╭─ Provided records

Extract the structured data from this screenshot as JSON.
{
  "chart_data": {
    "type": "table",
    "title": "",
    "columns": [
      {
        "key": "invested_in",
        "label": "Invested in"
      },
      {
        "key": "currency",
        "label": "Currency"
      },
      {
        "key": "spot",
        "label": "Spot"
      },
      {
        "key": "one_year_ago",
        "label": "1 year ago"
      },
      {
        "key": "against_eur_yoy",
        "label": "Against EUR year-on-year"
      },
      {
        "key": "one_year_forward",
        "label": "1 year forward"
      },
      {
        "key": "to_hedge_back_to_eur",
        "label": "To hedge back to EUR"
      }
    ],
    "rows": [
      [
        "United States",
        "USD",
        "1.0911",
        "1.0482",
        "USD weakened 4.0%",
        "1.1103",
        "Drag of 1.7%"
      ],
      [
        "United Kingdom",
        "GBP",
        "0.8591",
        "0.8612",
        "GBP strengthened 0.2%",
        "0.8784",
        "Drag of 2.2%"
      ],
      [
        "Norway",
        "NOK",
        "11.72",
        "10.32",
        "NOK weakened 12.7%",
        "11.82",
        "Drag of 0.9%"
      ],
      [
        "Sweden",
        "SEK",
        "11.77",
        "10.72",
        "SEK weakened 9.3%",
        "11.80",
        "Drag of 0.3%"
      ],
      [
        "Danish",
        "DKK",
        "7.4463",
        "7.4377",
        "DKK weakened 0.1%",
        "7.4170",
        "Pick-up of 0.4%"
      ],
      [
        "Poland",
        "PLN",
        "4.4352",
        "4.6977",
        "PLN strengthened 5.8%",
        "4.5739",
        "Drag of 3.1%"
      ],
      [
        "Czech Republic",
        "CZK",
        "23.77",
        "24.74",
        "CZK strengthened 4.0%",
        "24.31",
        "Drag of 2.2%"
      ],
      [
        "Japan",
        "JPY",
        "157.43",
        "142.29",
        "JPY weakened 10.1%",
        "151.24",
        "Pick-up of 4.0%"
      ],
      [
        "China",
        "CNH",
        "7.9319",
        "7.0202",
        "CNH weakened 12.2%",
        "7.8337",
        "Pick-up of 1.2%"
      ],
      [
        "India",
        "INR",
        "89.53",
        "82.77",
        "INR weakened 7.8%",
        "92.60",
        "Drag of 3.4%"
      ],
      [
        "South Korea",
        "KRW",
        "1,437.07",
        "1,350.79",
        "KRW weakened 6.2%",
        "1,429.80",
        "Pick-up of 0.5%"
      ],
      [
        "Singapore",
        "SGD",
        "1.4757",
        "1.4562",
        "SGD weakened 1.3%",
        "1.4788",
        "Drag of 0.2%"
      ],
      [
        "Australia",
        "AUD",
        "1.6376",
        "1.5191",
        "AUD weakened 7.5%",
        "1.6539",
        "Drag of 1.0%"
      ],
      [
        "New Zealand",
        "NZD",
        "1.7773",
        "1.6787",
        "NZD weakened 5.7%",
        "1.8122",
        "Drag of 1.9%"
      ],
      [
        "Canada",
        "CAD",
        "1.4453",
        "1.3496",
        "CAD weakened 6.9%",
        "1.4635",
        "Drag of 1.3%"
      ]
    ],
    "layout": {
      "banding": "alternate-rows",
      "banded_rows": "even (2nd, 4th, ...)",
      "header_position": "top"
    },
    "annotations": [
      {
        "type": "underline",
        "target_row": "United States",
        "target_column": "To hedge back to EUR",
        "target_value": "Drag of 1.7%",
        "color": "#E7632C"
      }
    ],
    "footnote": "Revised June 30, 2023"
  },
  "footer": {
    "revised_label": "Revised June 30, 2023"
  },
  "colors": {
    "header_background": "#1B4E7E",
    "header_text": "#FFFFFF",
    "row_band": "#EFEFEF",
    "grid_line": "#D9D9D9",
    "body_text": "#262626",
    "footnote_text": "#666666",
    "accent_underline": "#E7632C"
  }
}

╰─

## Directions for this task:
Which lines hold the word "States"? Copy every one of them.

## Result of this task:
        "United States",
        "target_row": "United States",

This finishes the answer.